> **TASK REQUIREMENTS**:
All lines holding the string "title" are to be shown.

> **DATA TO USE**:
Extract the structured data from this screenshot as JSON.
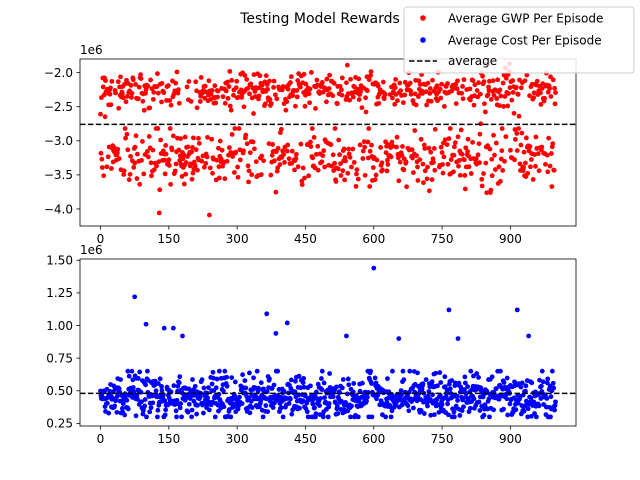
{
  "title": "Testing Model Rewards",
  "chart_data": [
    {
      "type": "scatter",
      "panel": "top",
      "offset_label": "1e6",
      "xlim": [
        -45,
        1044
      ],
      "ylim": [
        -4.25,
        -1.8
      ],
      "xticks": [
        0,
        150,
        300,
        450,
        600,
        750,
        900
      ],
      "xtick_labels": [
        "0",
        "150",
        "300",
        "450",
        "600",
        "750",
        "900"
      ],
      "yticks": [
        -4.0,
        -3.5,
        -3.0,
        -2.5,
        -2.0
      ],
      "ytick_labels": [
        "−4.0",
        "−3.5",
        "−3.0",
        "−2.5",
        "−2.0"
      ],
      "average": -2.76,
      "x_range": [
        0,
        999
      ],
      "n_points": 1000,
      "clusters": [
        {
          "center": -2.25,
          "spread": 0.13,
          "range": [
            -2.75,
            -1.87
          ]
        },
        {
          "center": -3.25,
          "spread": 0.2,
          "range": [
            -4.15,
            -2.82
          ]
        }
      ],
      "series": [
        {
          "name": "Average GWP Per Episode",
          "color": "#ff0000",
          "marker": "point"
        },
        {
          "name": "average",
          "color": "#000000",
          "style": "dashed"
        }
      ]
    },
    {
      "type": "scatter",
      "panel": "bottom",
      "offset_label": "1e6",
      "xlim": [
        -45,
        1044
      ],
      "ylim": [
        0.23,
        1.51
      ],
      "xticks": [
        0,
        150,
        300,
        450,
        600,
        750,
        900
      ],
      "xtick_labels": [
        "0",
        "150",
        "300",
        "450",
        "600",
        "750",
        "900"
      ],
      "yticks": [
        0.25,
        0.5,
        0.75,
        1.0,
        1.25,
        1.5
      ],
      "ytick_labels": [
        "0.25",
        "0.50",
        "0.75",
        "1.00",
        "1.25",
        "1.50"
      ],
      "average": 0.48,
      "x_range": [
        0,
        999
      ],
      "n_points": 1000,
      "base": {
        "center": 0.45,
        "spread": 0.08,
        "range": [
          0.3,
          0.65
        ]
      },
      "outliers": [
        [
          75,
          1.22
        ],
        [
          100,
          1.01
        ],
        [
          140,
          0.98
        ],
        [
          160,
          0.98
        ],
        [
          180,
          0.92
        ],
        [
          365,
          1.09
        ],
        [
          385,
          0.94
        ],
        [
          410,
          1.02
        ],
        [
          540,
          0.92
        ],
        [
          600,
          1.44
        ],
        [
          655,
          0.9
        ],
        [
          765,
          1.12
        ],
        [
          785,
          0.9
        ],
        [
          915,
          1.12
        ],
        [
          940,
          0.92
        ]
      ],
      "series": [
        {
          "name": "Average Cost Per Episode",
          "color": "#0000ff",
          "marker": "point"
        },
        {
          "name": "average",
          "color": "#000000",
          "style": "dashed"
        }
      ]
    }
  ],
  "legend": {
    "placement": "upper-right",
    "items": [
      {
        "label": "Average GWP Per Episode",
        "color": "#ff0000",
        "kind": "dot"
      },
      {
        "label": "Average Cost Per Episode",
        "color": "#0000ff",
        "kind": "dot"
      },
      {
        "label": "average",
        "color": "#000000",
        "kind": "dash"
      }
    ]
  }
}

==

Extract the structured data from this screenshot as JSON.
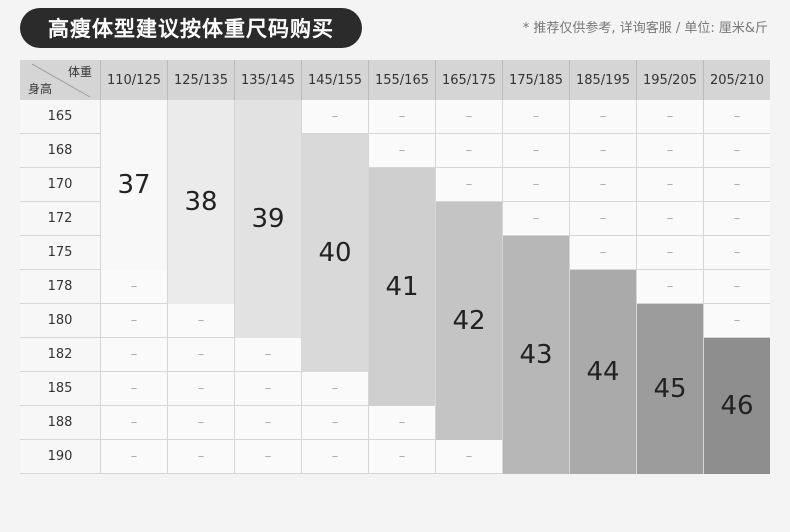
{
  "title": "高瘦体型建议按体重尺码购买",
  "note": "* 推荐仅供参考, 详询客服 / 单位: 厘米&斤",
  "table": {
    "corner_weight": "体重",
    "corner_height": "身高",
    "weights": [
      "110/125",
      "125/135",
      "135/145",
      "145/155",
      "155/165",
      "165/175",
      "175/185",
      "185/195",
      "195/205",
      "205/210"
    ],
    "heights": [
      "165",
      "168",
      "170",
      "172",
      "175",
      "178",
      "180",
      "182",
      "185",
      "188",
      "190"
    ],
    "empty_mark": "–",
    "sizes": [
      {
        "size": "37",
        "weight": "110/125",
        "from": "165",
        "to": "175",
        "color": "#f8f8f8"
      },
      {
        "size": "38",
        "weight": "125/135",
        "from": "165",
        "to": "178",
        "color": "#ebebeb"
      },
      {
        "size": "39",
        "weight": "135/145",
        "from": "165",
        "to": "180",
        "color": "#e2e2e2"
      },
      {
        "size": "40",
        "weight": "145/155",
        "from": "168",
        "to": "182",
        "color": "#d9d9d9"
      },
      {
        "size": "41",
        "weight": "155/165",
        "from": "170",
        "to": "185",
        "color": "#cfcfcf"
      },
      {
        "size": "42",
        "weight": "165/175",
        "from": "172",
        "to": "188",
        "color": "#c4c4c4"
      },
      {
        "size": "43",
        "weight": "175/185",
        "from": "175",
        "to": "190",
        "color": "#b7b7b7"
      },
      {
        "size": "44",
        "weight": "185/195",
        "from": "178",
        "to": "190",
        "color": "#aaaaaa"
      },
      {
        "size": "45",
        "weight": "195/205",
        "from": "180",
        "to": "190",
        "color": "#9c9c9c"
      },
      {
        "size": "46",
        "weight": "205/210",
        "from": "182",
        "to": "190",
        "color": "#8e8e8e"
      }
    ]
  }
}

> **OUTPUT**:
  "title": "Testing Model Rewards",
  "title": "高瘦体型建议按体重尺码购买",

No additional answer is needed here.